** start **
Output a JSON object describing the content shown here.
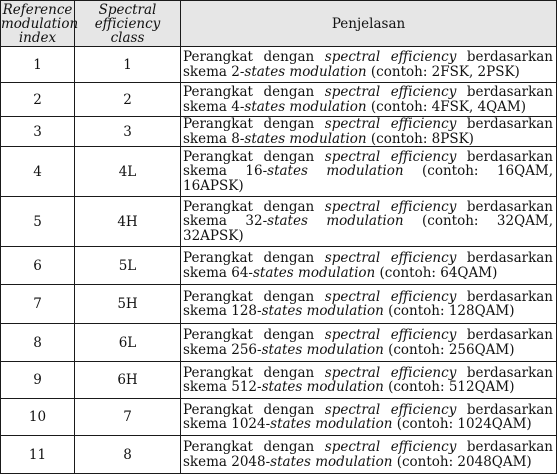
{
  "headers": {
    "reference_index": [
      "Reference",
      "modulation",
      "index"
    ],
    "efficiency_class": [
      "Spectral",
      "efficiency",
      "class"
    ],
    "description": "Penjelasan"
  },
  "rows": [
    {
      "index": "1",
      "class": "1",
      "desc": {
        "p1": "Perangkat dengan ",
        "e1": "spectral efficiency",
        "p2": " berdasarkan skema 2-",
        "e2": "states modulation",
        "p3": " (contoh: 2FSK, 2PSK)"
      }
    },
    {
      "index": "2",
      "class": "2",
      "desc": {
        "p1": "Perangkat dengan ",
        "e1": "spectral efficiency",
        "p2": " berdasarkan skema 4-",
        "e2": "states modulation",
        "p3": " (contoh: 4FSK, 4QAM)"
      }
    },
    {
      "index": "3",
      "class": "3",
      "desc": {
        "p1": "Perangkat dengan ",
        "e1": "spectral efficiency",
        "p2": " berdasarkan skema 8-",
        "e2": "states modulation",
        "p3": " (contoh: 8PSK)"
      }
    },
    {
      "index": "4",
      "class": "4L",
      "desc": {
        "p1": "Perangkat dengan ",
        "e1": "spectral efficiency",
        "p2": " berdasarkan skema 16-",
        "e2": "states modulation",
        "p3": " (contoh: 16QAM, 16APSK)"
      }
    },
    {
      "index": "5",
      "class": "4H",
      "desc": {
        "p1": "Perangkat dengan ",
        "e1": "spectral efficiency",
        "p2": " berdasarkan skema 32-",
        "e2": "states modulation",
        "p3": " (contoh: 32QAM, 32APSK)"
      }
    },
    {
      "index": "6",
      "class": "5L",
      "desc": {
        "p1": "Perangkat dengan ",
        "e1": "spectral efficiency",
        "p2": " berdasarkan skema 64-",
        "e2": "states modulation",
        "p3": " (contoh: 64QAM)"
      }
    },
    {
      "index": "7",
      "class": "5H",
      "desc": {
        "p1": "Perangkat dengan ",
        "e1": "spectral efficiency",
        "p2": " berdasarkan skema 128-",
        "e2": "states modulation",
        "p3": " (contoh: 128QAM)"
      }
    },
    {
      "index": "8",
      "class": "6L",
      "desc": {
        "p1": "Perangkat dengan ",
        "e1": "spectral efficiency",
        "p2": " berdasarkan skema 256-",
        "e2": "states modulation",
        "p3": " (contoh: 256QAM)"
      }
    },
    {
      "index": "9",
      "class": "6H",
      "desc": {
        "p1": "Perangkat dengan ",
        "e1": "spectral efficiency",
        "p2": " berdasarkan skema 512-",
        "e2": "states modulation",
        "p3": " (contoh: 512QAM)"
      }
    },
    {
      "index": "10",
      "class": "7",
      "desc": {
        "p1": "Perangkat dengan ",
        "e1": "spectral efficiency",
        "p2": " berdasarkan skema 1024-",
        "e2": "states modulation",
        "p3": " (contoh: 1024QAM)"
      }
    },
    {
      "index": "11",
      "class": "8",
      "desc": {
        "p1": "Perangkat dengan ",
        "e1": "spectral efficiency",
        "p2": " berdasarkan skema 2048-",
        "e2": "states modulation",
        "p3": " (contoh: 2048QAM)"
      }
    }
  ]
}
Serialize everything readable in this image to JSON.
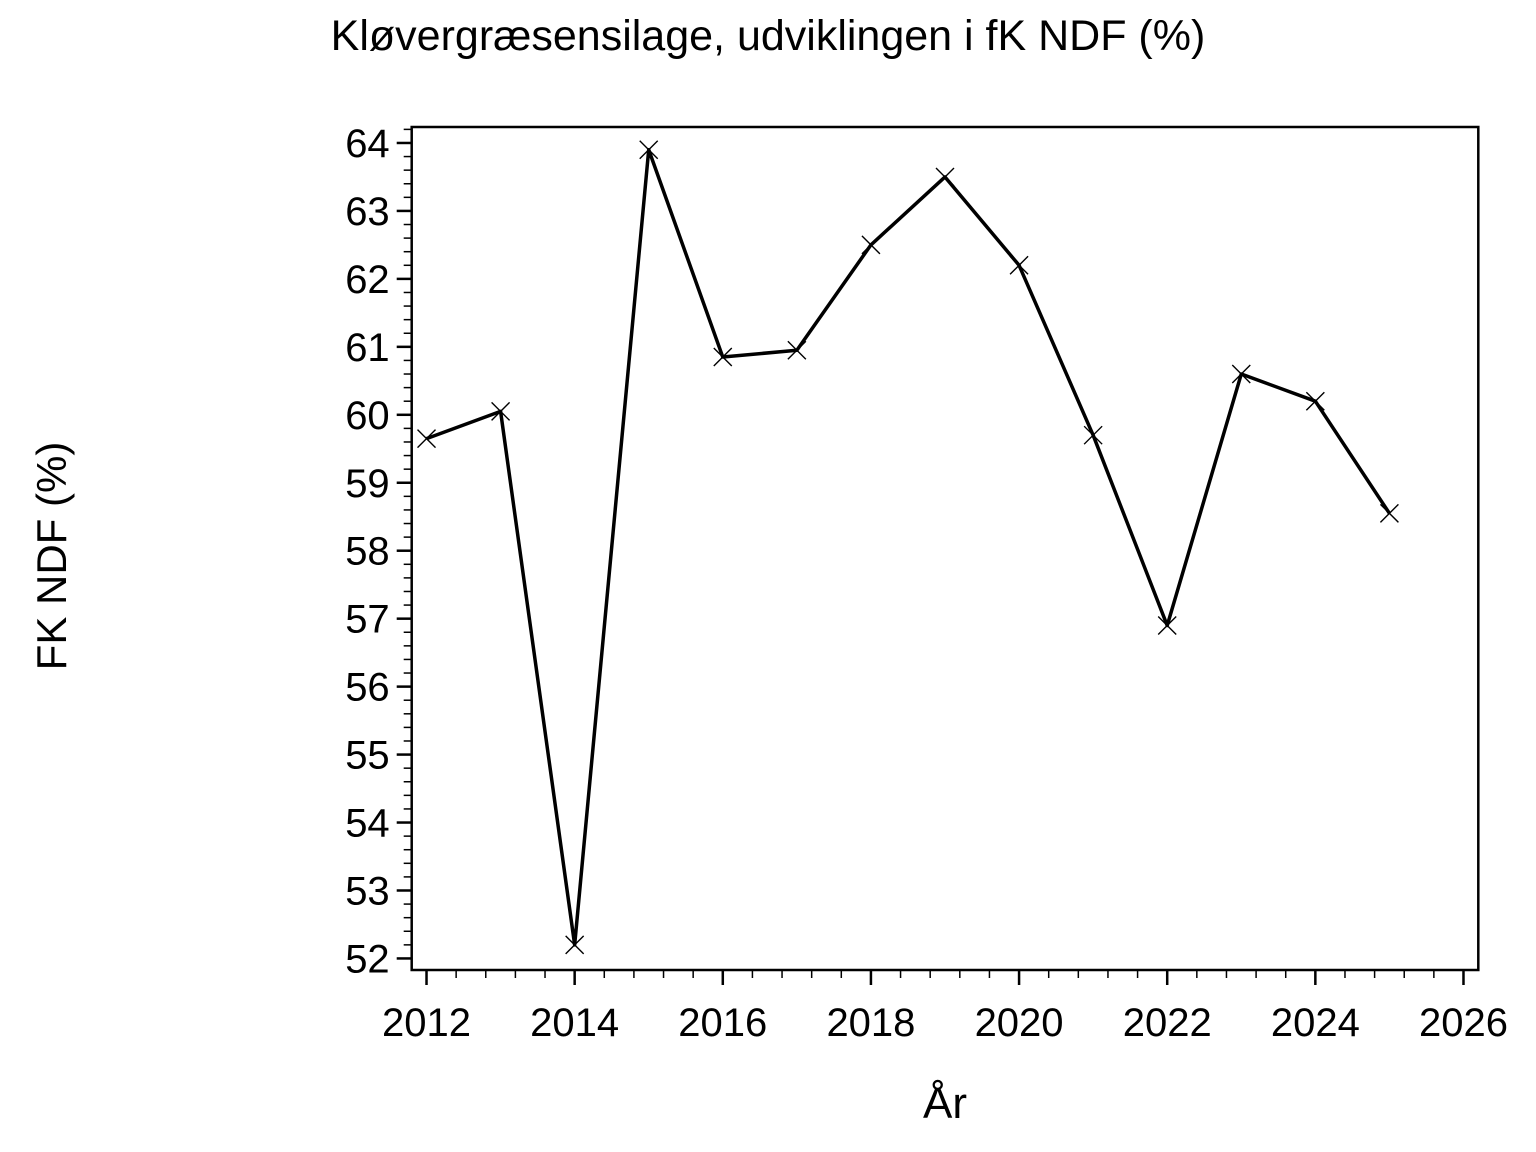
{
  "chart_data": {
    "type": "line",
    "title": "Kløvergræsensilage, udviklingen i fK NDF (%)",
    "xlabel": "År",
    "ylabel": "FK NDF (%)",
    "x": [
      2012,
      2013,
      2014,
      2015,
      2016,
      2017,
      2018,
      2019,
      2020,
      2021,
      2022,
      2023,
      2024,
      2025
    ],
    "values": [
      59.65,
      60.05,
      52.2,
      63.9,
      60.85,
      60.95,
      62.5,
      63.5,
      62.2,
      59.7,
      56.9,
      60.6,
      60.2,
      58.55
    ],
    "x_ticks": [
      2012,
      2014,
      2016,
      2018,
      2020,
      2022,
      2024,
      2026
    ],
    "y_ticks": [
      52,
      53,
      54,
      55,
      56,
      57,
      58,
      59,
      60,
      61,
      62,
      63,
      64
    ],
    "xlim": [
      2011.8,
      2026.2
    ],
    "ylim": [
      51.83,
      64.235
    ],
    "x_minor_step": 0.4,
    "y_minor_step": 0.2,
    "grid": false,
    "legend": false,
    "marker": "x",
    "line_color": "#000000",
    "background_color": "#ffffff"
  }
}
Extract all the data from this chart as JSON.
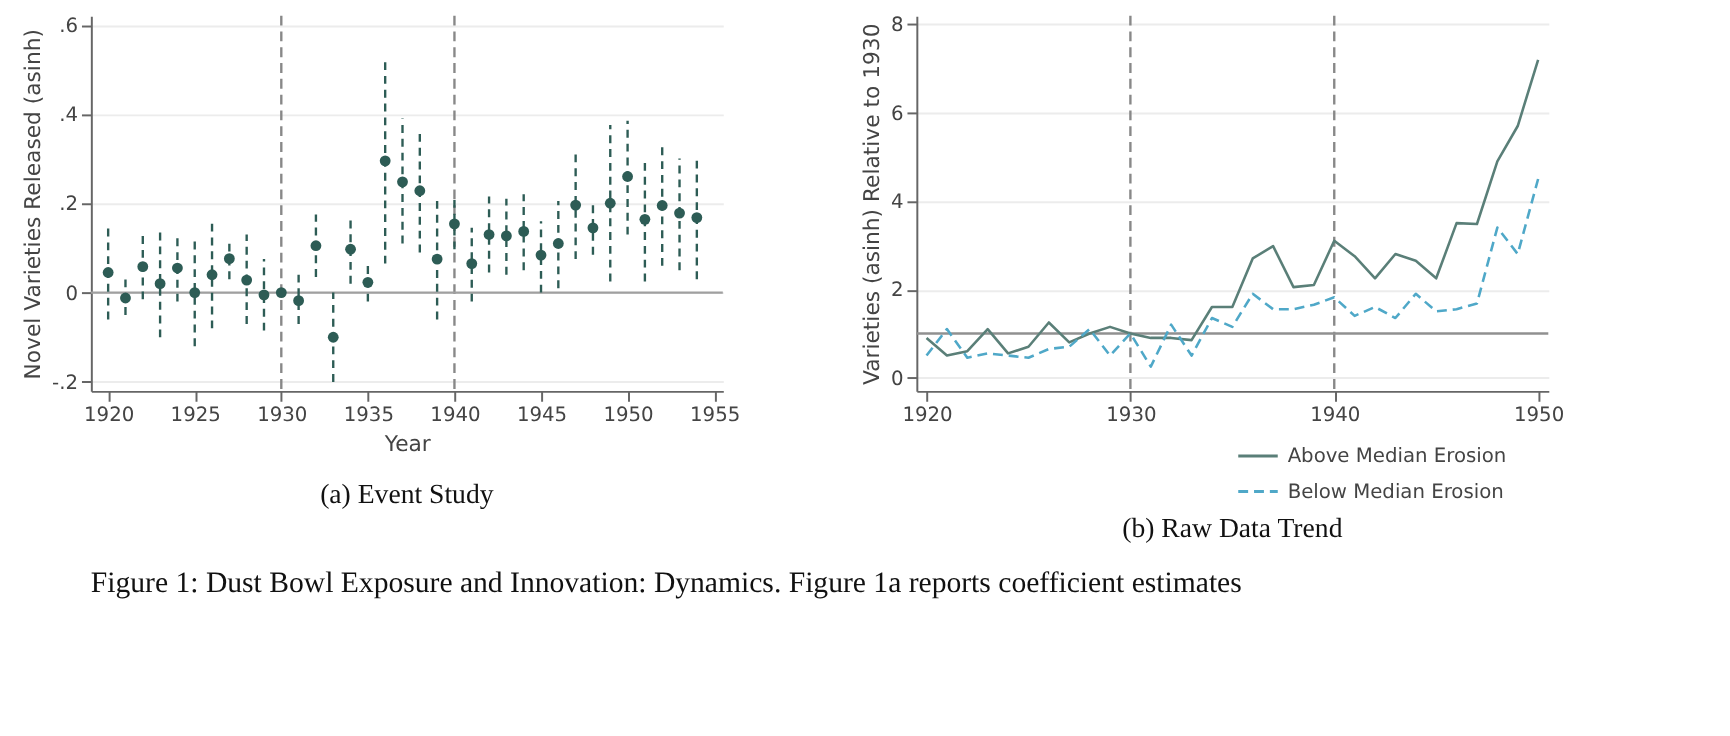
{
  "chart_data": [
    {
      "type": "scatter",
      "title": "(a) Event Study",
      "xlabel": "Year",
      "ylabel": "Novel Varieties Released (asinh)",
      "x": [
        1920,
        1921,
        1922,
        1923,
        1924,
        1925,
        1926,
        1927,
        1928,
        1929,
        1930,
        1931,
        1932,
        1933,
        1934,
        1935,
        1936,
        1937,
        1938,
        1939,
        1940,
        1941,
        1942,
        1943,
        1944,
        1945,
        1946,
        1947,
        1948,
        1949,
        1950,
        1951,
        1952,
        1953,
        1954
      ],
      "series": [
        {
          "color": "#2d5c55",
          "values": [
            0.045,
            -0.012,
            0.058,
            0.02,
            0.055,
            0.0,
            0.04,
            0.076,
            0.028,
            -0.005,
            0.0,
            -0.018,
            0.105,
            -0.1,
            0.097,
            0.023,
            0.295,
            0.248,
            0.228,
            0.075,
            0.154,
            0.065,
            0.13,
            0.127,
            0.137,
            0.084,
            0.11,
            0.196,
            0.145,
            0.2,
            0.26,
            0.164,
            0.195,
            0.178,
            0.168
          ],
          "errors": [
            [
              -0.06,
              0.15
            ],
            [
              -0.05,
              0.03
            ],
            [
              -0.015,
              0.13
            ],
            [
              -0.1,
              0.14
            ],
            [
              -0.02,
              0.13
            ],
            [
              -0.12,
              0.12
            ],
            [
              -0.08,
              0.165
            ],
            [
              0.03,
              0.12
            ],
            [
              -0.07,
              0.13
            ],
            [
              -0.085,
              0.075
            ],
            null,
            [
              -0.07,
              0.04
            ],
            [
              0.035,
              0.175
            ],
            [
              -0.2,
              0.0
            ],
            [
              0.02,
              0.17
            ],
            [
              -0.02,
              0.065
            ],
            [
              0.065,
              0.525
            ],
            [
              0.11,
              0.39
            ],
            [
              0.09,
              0.365
            ],
            [
              -0.06,
              0.21
            ],
            [
              0.097,
              0.21
            ],
            [
              -0.02,
              0.145
            ],
            [
              0.045,
              0.215
            ],
            [
              0.04,
              0.21
            ],
            [
              0.05,
              0.22
            ],
            [
              0.0,
              0.16
            ],
            [
              0.01,
              0.205
            ],
            [
              0.075,
              0.31
            ],
            [
              0.085,
              0.205
            ],
            [
              0.025,
              0.375
            ],
            [
              0.13,
              0.385
            ],
            [
              0.025,
              0.3
            ],
            [
              0.06,
              0.33
            ],
            [
              0.05,
              0.3
            ],
            [
              0.03,
              0.3
            ]
          ]
        }
      ],
      "xlim": [
        1919,
        1955.5
      ],
      "xticks": [
        1920,
        1925,
        1930,
        1935,
        1940,
        1945,
        1950,
        1955
      ],
      "ylim": [
        -0.22,
        0.62
      ],
      "yticks": [
        {
          "value": -0.2,
          "label": "-.2"
        },
        0,
        {
          "value": 0.2,
          "label": ".2"
        },
        {
          "value": 0.4,
          "label": ".4"
        },
        {
          "value": 0.6,
          "label": ".6"
        }
      ],
      "ref_lines": [
        {
          "axis": "x",
          "value": 1930,
          "line_style": "dashed",
          "color": "#888888"
        },
        {
          "axis": "x",
          "value": 1940,
          "line_style": "dashed",
          "color": "#888888"
        },
        {
          "axis": "y",
          "value": 0,
          "line_style": "solid",
          "color": "#a0a0a0"
        }
      ],
      "grid": "y",
      "marker": "circle",
      "legend": false,
      "annotations": [
        "Figure 1:  Dust Bowl Exposure and Innovation: Dynamics. Figure 1a reports coefficient estimates"
      ]
    },
    {
      "type": "line",
      "title": "(b) Raw Data Trend",
      "ylabel": "Varieties (asinh) Relative to 1930",
      "x": [
        1920,
        1921,
        1922,
        1923,
        1924,
        1925,
        1926,
        1927,
        1928,
        1929,
        1930,
        1931,
        1932,
        1933,
        1934,
        1935,
        1936,
        1937,
        1938,
        1939,
        1940,
        1941,
        1942,
        1943,
        1944,
        1945,
        1946,
        1947,
        1948,
        1949,
        1950
      ],
      "series": [
        {
          "name": "Above Median Erosion",
          "color": "#5a7f78",
          "line_style": "solid",
          "values": [
            0.9,
            0.5,
            0.6,
            1.1,
            0.55,
            0.7,
            1.25,
            0.8,
            1.0,
            1.15,
            1.0,
            0.9,
            0.9,
            0.85,
            1.6,
            1.6,
            2.7,
            2.98,
            2.05,
            2.1,
            3.1,
            2.75,
            2.25,
            2.8,
            2.65,
            2.25,
            3.5,
            3.48,
            4.9,
            5.7,
            7.2
          ]
        },
        {
          "name": "Below Median Erosion",
          "color": "#4fa8c8",
          "line_style": "dashed",
          "values": [
            0.5,
            1.1,
            0.45,
            0.55,
            0.5,
            0.45,
            0.65,
            0.7,
            1.1,
            0.5,
            1.0,
            0.25,
            1.2,
            0.5,
            1.35,
            1.15,
            1.9,
            1.55,
            1.55,
            1.65,
            1.82,
            1.4,
            1.6,
            1.35,
            1.9,
            1.5,
            1.55,
            1.68,
            3.4,
            2.8,
            4.5
          ]
        }
      ],
      "xlim": [
        1919.5,
        1950.5
      ],
      "xticks": [
        1920,
        1930,
        1940,
        1950
      ],
      "ylim": [
        -0.3,
        8.2
      ],
      "yticks": [
        0,
        2,
        4,
        6,
        8
      ],
      "ref_lines": [
        {
          "axis": "x",
          "value": 1930,
          "line_style": "dashed",
          "color": "#888888"
        },
        {
          "axis": "x",
          "value": 1940,
          "line_style": "dashed",
          "color": "#888888"
        },
        {
          "axis": "y",
          "value": 1,
          "line_style": "solid",
          "color": "#909090"
        }
      ],
      "grid": "y",
      "marker": "none",
      "legend": "bottom"
    }
  ]
}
** end **
> Exercise brief
Take every line from the data above that holds "Varieties" and copy it out.

> Written answer
      "ylabel": "Novel Varieties Released (asinh)",
      "ylabel": "Varieties (asinh) Relative to 1930",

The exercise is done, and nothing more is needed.